AVAILABLE DATA:
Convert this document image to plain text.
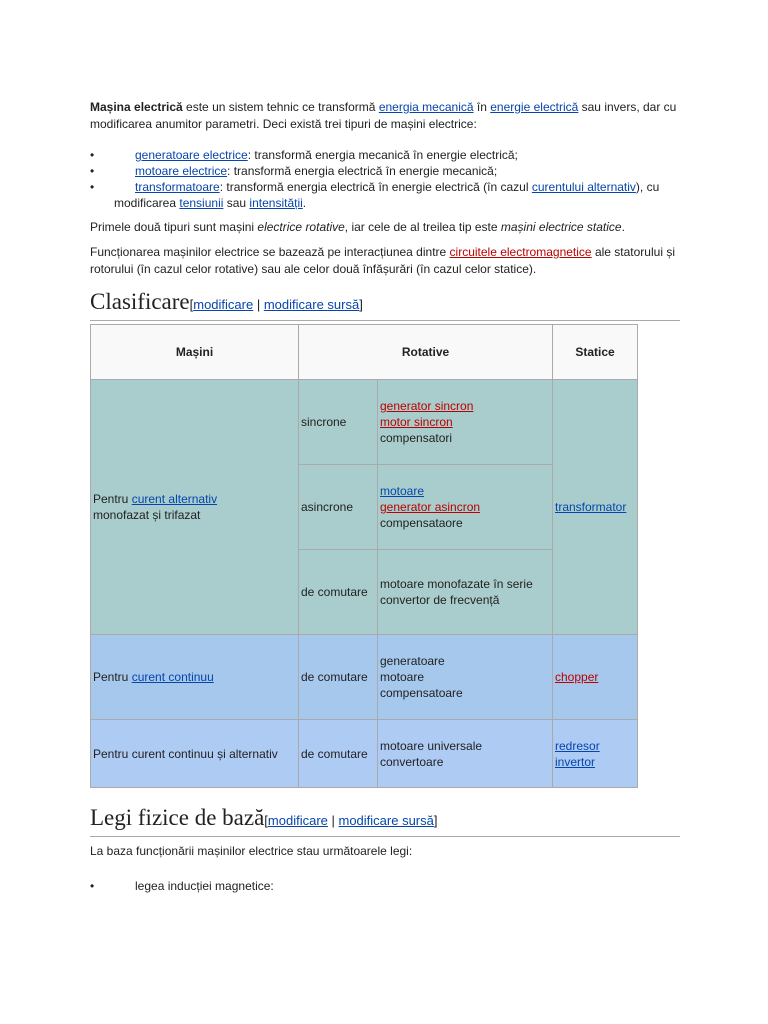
Mașina electrică este un sistem tehnic ce transformă energia mecanică în energie electrică sau invers, dar cu modificarea anumitor parametri. Deci există trei tipuri de mașini electrice:

•	generatoare electrice: transformă energia mecanică în energie electrică;
•	motoare electrice: transformă energia electrică în energie mecanică;
•	transformatoare: transformă energia electrică în energie electrică (în cazul curentului alternativ), cu modificarea tensiunii sau intensității.

Primele două tipuri sunt mașini electrice rotative, iar cele de al treilea tip este mașini electrice statice.

Funcționarea mașinilor electrice se bazează pe interacțiunea dintre circuitele electromagnetice ale statorului și rotorului (în cazul celor rotative) sau ale celor două înfășurări (în cazul celor statice).

Clasificare[modificare | modificare sursă]
Mașini	Rotative		Statice
Pentru curent alternativ
monofazat și trifazat	sincrone	generator sincron
motor sincron
compensatori	transformator
	asincrone	motoare
generator asincron
compensataore	
	de comutare	motoare monofazate în serie
convertor de frecvență	
Pentru curent continuu	de comutare	generatoare
motoare
compensatoare	chopper
Pentru curent continuu și alternativ	de comutare	motoare universale
convertoare	redresor
invertor
Legi fizice de bază[modificare | modificare sursă]

La baza funcționării mașinilor electrice stau următoarele legi:

•	legea inducției magnetice:
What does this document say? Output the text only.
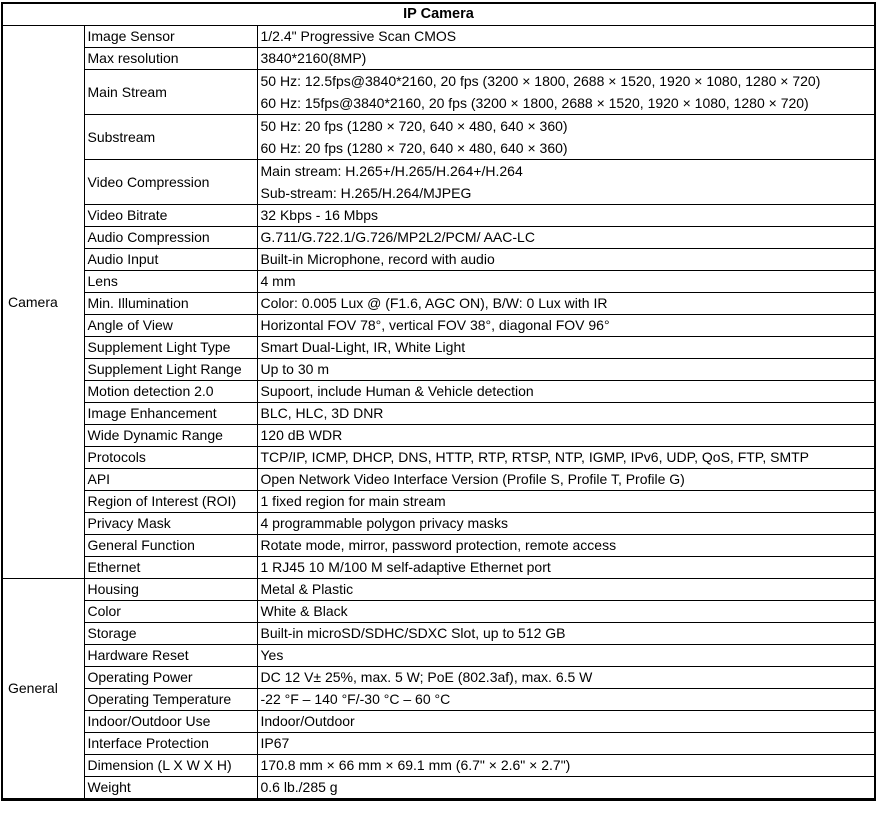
IP Camera		
Camera	Image Sensor	1/2.4" Progressive Scan CMOS
	Max resolution	3840*2160(8MP)
	Main Stream	50 Hz: 12.5fps@3840*2160, 20 fps (3200 × 1800, 2688 × 1520, 1920 × 1080, 1280 × 720)
60 Hz: 15fps@3840*2160, 20 fps (3200 × 1800, 2688 × 1520, 1920 × 1080, 1280 × 720)

	Substream	50 Hz: 20 fps (1280 × 720, 640 × 480, 640 × 360)
60 Hz: 20 fps (1280 × 720, 640 × 480, 640 × 360)

	Video Compression	Main stream: H.265+/H.265/H.264+/H.264
Sub-stream: H.265/H.264/MJPEG

	Video Bitrate	32 Kbps - 16 Mbps
	Audio Compression	G.711/G.722.1/G.726/MP2L2/PCM/ AAC-LC
	Audio Input	Built-in Microphone, record with audio
	Lens	4 mm
	Min. Illumination	Color: 0.005 Lux @ (F1.6, AGC ON), B/W: 0 Lux with IR
	Angle of View	Horizontal FOV 78°, vertical FOV 38°, diagonal FOV 96°
	Supplement Light Type	Smart Dual-Light, IR, White Light
	Supplement Light Range	Up to 30 m
	Motion detection 2.0	Supoort, include Human & Vehicle detection
	Image Enhancement	BLC, HLC, 3D DNR
	Wide Dynamic Range	120 dB WDR
	Protocols	TCP/IP, ICMP, DHCP, DNS, HTTP, RTP, RTSP, NTP, IGMP, IPv6, UDP, QoS, FTP, SMTP
	API	Open Network Video Interface Version (Profile S, Profile T, Profile G)
	Region of Interest (ROI)	1 fixed region for main stream
	Privacy Mask	4 programmable polygon privacy masks
	General Function	Rotate mode, mirror, password protection, remote access
	Ethernet	1 RJ45 10 M/100 M self-adaptive Ethernet port
General	Housing	Metal & Plastic
	Color	White & Black
	Storage	Built-in microSD/SDHC/SDXC Slot, up to 512 GB
	Hardware Reset	Yes
	Operating Power	DC 12 V± 25%, max. 5 W; PoE (802.3af), max. 6.5 W
	Operating Temperature	-22 °F – 140 °F/-30 °C – 60 °C
	Indoor/Outdoor Use	Indoor/Outdoor
	Interface Protection	IP67
	Dimension (L X W X H)	170.8 mm × 66 mm × 69.1 mm (6.7" × 2.6" × 2.7")
	Weight	0.6 lb./285 g
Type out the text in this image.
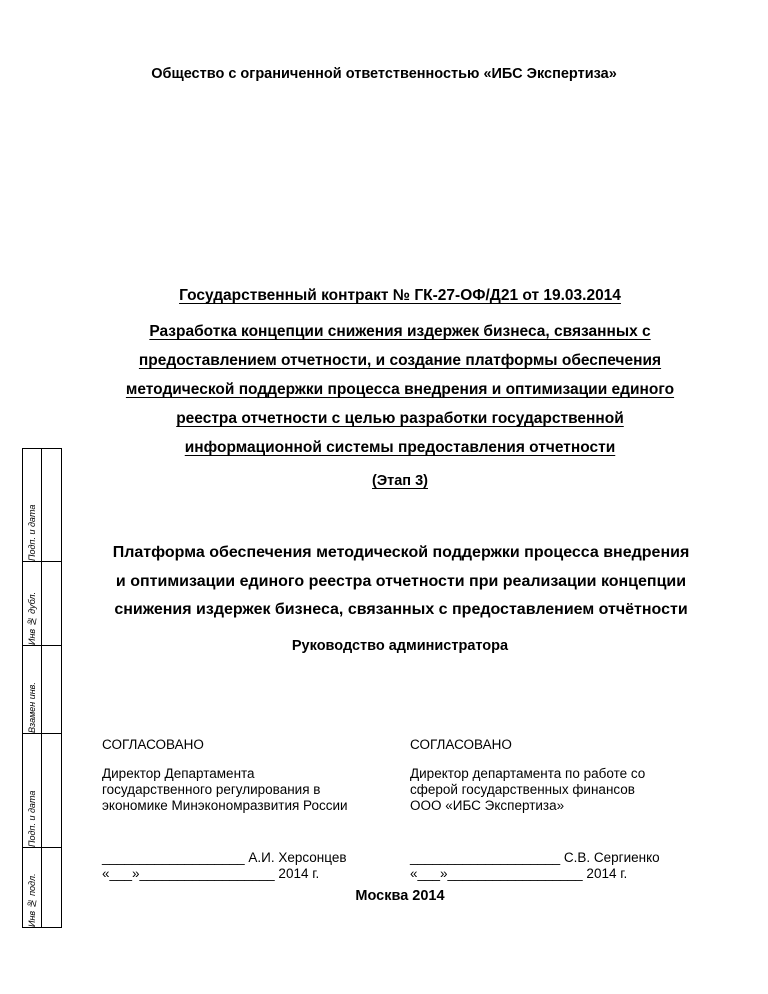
Общество с ограниченной ответственностью «ИБС Экспертиза»
Государственный контракт № ГК-27-ОФ/Д21 от 19.03.2014
Разработка концепции снижения издержек бизнеса, связанных с
предоставлением отчетности, и создание платформы обеспечения
методической поддержки процесса внедрения и оптимизации единого
реестра отчетности с целью разработки государственной
информационной системы предоставления отчетности
(Этап 3)
Платформа обеспечения методической поддержки процесса внедрения
и оптимизации единого реестра отчетности при реализации концепции
снижения издержек бизнеса, связанных с предоставлением отчётности
Руководство администратора
СОГЛАСОВАНО
Директор Департамента
государственного регулирования в
экономике Минэкономразвития России
___________________ А.И. Херсонцев
«___»__________________ 2014 г.
СОГЛАСОВАНО
Директор департамента по работе со
сферой государственных финансов
ООО «ИБС Экспертиза»
____________________ С.В. Сергиенко
«___»__________________ 2014 г.
Москва 2014
Подп. и дата
Инв № дубл.
Взамен инв.
Подп. и дата
Инв № подл.
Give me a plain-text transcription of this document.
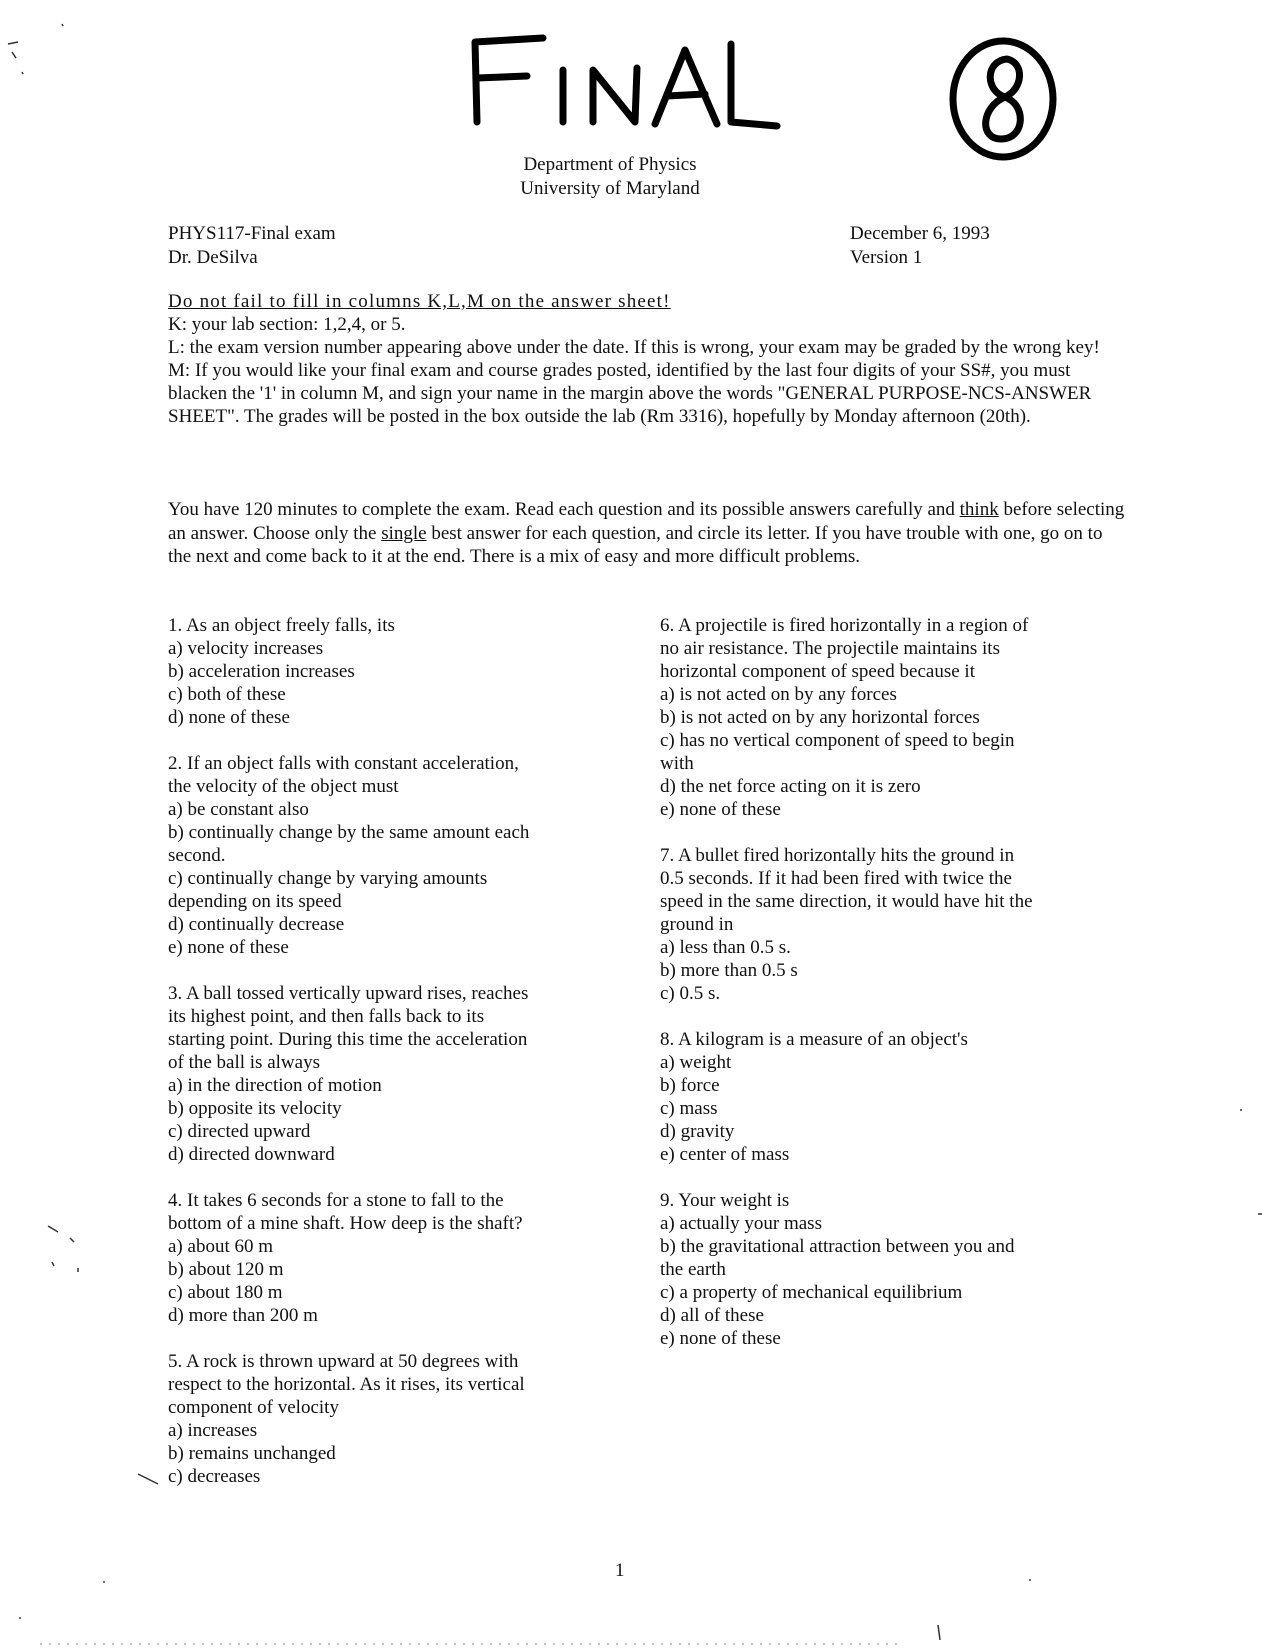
Department of Physics
University of Maryland
PHYS117-Final exam
Dr. DeSilva
December 6, 1993
Version 1

Do not fail to fill in columns K,L,M on the answer sheet!

K: your lab section: 1,2,4, or 5.

L: the exam version number appearing above under the date. If this is wrong, your exam may be graded by the wrong key!

M: If you would like your final exam and course grades posted, identified by the last four digits of your SS#, you must blacken the '1' in column M, and sign your name in the margin above the words "GENERAL PURPOSE-NCS-ANSWER SHEET". The grades will be posted in the box outside the lab (Rm 3316), hopefully by Monday afternoon (20th).

You have 120 minutes to complete the exam. Read each question and its possible answers carefully and think before selecting an answer. Choose only the single best answer for each question, and circle its letter. If you have trouble with one, go on to the next and come back to it at the end. There is a mix of easy and more difficult problems.
1. As an object freely falls, its
a) velocity increases
b) acceleration increases
c) both of these
d) none of these
2. If an object falls with constant acceleration,
the velocity of the object must
a) be constant also
b) continually change by the same amount each
second.
c) continually change by varying amounts
depending on its speed
d) continually decrease
e) none of these
3. A ball tossed vertically upward rises, reaches
its highest point, and then falls back to its
starting point. During this time the acceleration
of the ball is always
a) in the direction of motion
b) opposite its velocity
c) directed upward
d) directed downward
4. It takes 6 seconds for a stone to fall to the
bottom of a mine shaft. How deep is the shaft?
a) about 60 m
b) about 120 m
c) about 180 m
d) more than 200 m
5. A rock is thrown upward at 50 degrees with
respect to the horizontal. As it rises, its vertical
component of velocity
a) increases
b) remains unchanged
c) decreases
6. A projectile is fired horizontally in a region of
no air resistance. The projectile maintains its
horizontal component of speed because it
a) is not acted on by any forces
b) is not acted on by any horizontal forces
c) has no vertical component of speed to begin
with
d) the net force acting on it is zero
e) none of these
7. A bullet fired horizontally hits the ground in
0.5 seconds. If it had been fired with twice the
speed in the same direction, it would have hit the
ground in
a) less than 0.5 s.
b) more than 0.5 s
c) 0.5 s.
8. A kilogram is a measure of an object's
a) weight
b) force
c) mass
d) gravity
e) center of mass
9. Your weight is
a) actually your mass
b) the gravitational attraction between you and
the earth
c) a property of mechanical equilibrium
d) all of these
e) none of these
1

REQUIREMENTS:
The records above are to be restated exactly, without their pictures.

OUTPUT FOR THIS TASK:
Convert this document image to plain text.
Mașina electrică este un sistem tehnic ce transformă energia mecanică în energie electrică sau invers, dar cu modificarea anumitor parametri. Deci există trei tipuri de mașini electrice:

•	generatoare electrice: transformă energia mecanică în energie electrică;
•	motoare electrice: transformă energia electrică în energie mecanică;
•	transformatoare: transformă energia electrică în energie electrică (în cazul curentului alternativ), cu modificarea tensiunii sau intensității.

Primele două tipuri sunt mașini electrice rotative, iar cele de al treilea tip este mașini electrice statice.

Funcționarea mașinilor electrice se bazează pe interacțiunea dintre circuitele electromagnetice ale statorului și rotorului (în cazul celor rotative) sau ale celor două înfășurări (în cazul celor statice).

Clasificare[modificare | modificare sursă]
Mașini	Rotative		Statice
Pentru curent alternativ
monofazat și trifazat	sincrone	generator sincron
motor sincron
compensatori	transformator
	asincrone	motoare
generator asincron
compensataore	
	de comutare	motoare monofazate în serie
convertor de frecvență	
Pentru curent continuu	de comutare	generatoare
motoare
compensatoare	chopper
Pentru curent continuu și alternativ	de comutare	motoare universale
convertoare	redresor
invertor
Legi fizice de bază[modificare | modificare sursă]

La baza funcționării mașinilor electrice stau următoarele legi:

•	legea inducției magnetice:
What does this document say? Output the text only.
IP Camera		
Camera	Image Sensor	1/2.4" Progressive Scan CMOS
	Max resolution	3840*2160(8MP)
	Main Stream	50 Hz: 12.5fps@3840*2160, 20 fps (3200 × 1800, 2688 × 1520, 1920 × 1080, 1280 × 720)
60 Hz: 15fps@3840*2160, 20 fps (3200 × 1800, 2688 × 1520, 1920 × 1080, 1280 × 720)

	Substream	50 Hz: 20 fps (1280 × 720, 640 × 480, 640 × 360)
60 Hz: 20 fps (1280 × 720, 640 × 480, 640 × 360)

	Video Compression	Main stream: H.265+/H.265/H.264+/H.264
Sub-stream: H.265/H.264/MJPEG

	Video Bitrate	32 Kbps - 16 Mbps
	Audio Compression	G.711/G.722.1/G.726/MP2L2/PCM/ AAC-LC
	Audio Input	Built-in Microphone, record with audio
	Lens	4 mm
	Min. Illumination	Color: 0.005 Lux @ (F1.6, AGC ON), B/W: 0 Lux with IR
	Angle of View	Horizontal FOV 78°, vertical FOV 38°, diagonal FOV 96°
	Supplement Light Type	Smart Dual-Light, IR, White Light
	Supplement Light Range	Up to 30 m
	Motion detection 2.0	Supoort, include Human & Vehicle detection
	Image Enhancement	BLC, HLC, 3D DNR
	Wide Dynamic Range	120 dB WDR
	Protocols	TCP/IP, ICMP, DHCP, DNS, HTTP, RTP, RTSP, NTP, IGMP, IPv6, UDP, QoS, FTP, SMTP
	API	Open Network Video Interface Version (Profile S, Profile T, Profile G)
	Region of Interest (ROI)	1 fixed region for main stream
	Privacy Mask	4 programmable polygon privacy masks
	General Function	Rotate mode, mirror, password protection, remote access
	Ethernet	1 RJ45 10 M/100 M self-adaptive Ethernet port
General	Housing	Metal & Plastic
	Color	White & Black
	Storage	Built-in microSD/SDHC/SDXC Slot, up to 512 GB
	Hardware Reset	Yes
	Operating Power	DC 12 V± 25%, max. 5 W; PoE (802.3af), max. 6.5 W
	Operating Temperature	-22 °F – 140 °F/-30 °C – 60 °C
	Indoor/Outdoor Use	Indoor/Outdoor
	Interface Protection	IP67
	Dimension (L X W X H)	170.8 mm × 66 mm × 69.1 mm (6.7" × 2.6" × 2.7")
	Weight	0.6 lb./285 g
Type out the text in this image.
Общество с ограниченной ответственностью «ИБС Экспертиза»
Государственный контракт № ГК-27-ОФ/Д21 от 19.03.2014
Разработка концепции снижения издержек бизнеса, связанных с
предоставлением отчетности, и создание платформы обеспечения
методической поддержки процесса внедрения и оптимизации единого
реестра отчетности с целью разработки государственной
информационной системы предоставления отчетности
(Этап 3)
Платформа обеспечения методической поддержки процесса внедрения
и оптимизации единого реестра отчетности при реализации концепции
снижения издержек бизнеса, связанных с предоставлением отчётности
Руководство администратора
СОГЛАСОВАНО
Директор Департамента
государственного регулирования в
экономике Минэкономразвития России
___________________ А.И. Херсонцев
«___»__________________ 2014 г.
СОГЛАСОВАНО
Директор департамента по работе со
сферой государственных финансов
ООО «ИБС Экспертиза»
____________________ С.В. Сергиенко
«___»__________________ 2014 г.
Москва 2014
Подп. и дата
Инв № дубл.
Взамен инв.
Подп. и дата
Инв № подл.
Give me a plain-text transcription of this document.
Department of Physics
University of Maryland
PHYS117-Final exam
Dr. DeSilva
December 6, 1993
Version 1

Do not fail to fill in columns K,L,M on the answer sheet!

K: your lab section: 1,2,4, or 5.

L: the exam version number appearing above under the date. If this is wrong, your exam may be graded by the wrong key!

M: If you would like your final exam and course grades posted, identified by the last four digits of your SS#, you must blacken the '1' in column M, and sign your name in the margin above the words "GENERAL PURPOSE-NCS-ANSWER SHEET". The grades will be posted in the box outside the lab (Rm 3316), hopefully by Monday afternoon (20th).

You have 120 minutes to complete the exam. Read each question and its possible answers carefully and think before selecting an answer. Choose only the single best answer for each question, and circle its letter. If you have trouble with one, go on to the next and come back to it at the end. There is a mix of easy and more difficult problems.
1. As an object freely falls, its
a) velocity increases
b) acceleration increases
c) both of these
d) none of these
2. If an object falls with constant acceleration,
the velocity of the object must
a) be constant also
b) continually change by the same amount each
second.
c) continually change by varying amounts
depending on its speed
d) continually decrease
e) none of these
3. A ball tossed vertically upward rises, reaches
its highest point, and then falls back to its
starting point. During this time the acceleration
of the ball is always
a) in the direction of motion
b) opposite its velocity
c) directed upward
d) directed downward
4. It takes 6 seconds for a stone to fall to the
bottom of a mine shaft. How deep is the shaft?
a) about 60 m
b) about 120 m
c) about 180 m
d) more than 200 m
5. A rock is thrown upward at 50 degrees with
respect to the horizontal. As it rises, its vertical
component of velocity
a) increases
b) remains unchanged
c) decreases
6. A projectile is fired horizontally in a region of
no air resistance. The projectile maintains its
horizontal component of speed because it
a) is not acted on by any forces
b) is not acted on by any horizontal forces
c) has no vertical component of speed to begin
with
d) the net force acting on it is zero
e) none of these
7. A bullet fired horizontally hits the ground in
0.5 seconds. If it had been fired with twice the
speed in the same direction, it would have hit the
ground in
a) less than 0.5 s.
b) more than 0.5 s
c) 0.5 s.
8. A kilogram is a measure of an object's
a) weight
b) force
c) mass
d) gravity
e) center of mass
9. Your weight is
a) actually your mass
b) the gravitational attraction between you and
the earth
c) a property of mechanical equilibrium
d) all of these
e) none of these
1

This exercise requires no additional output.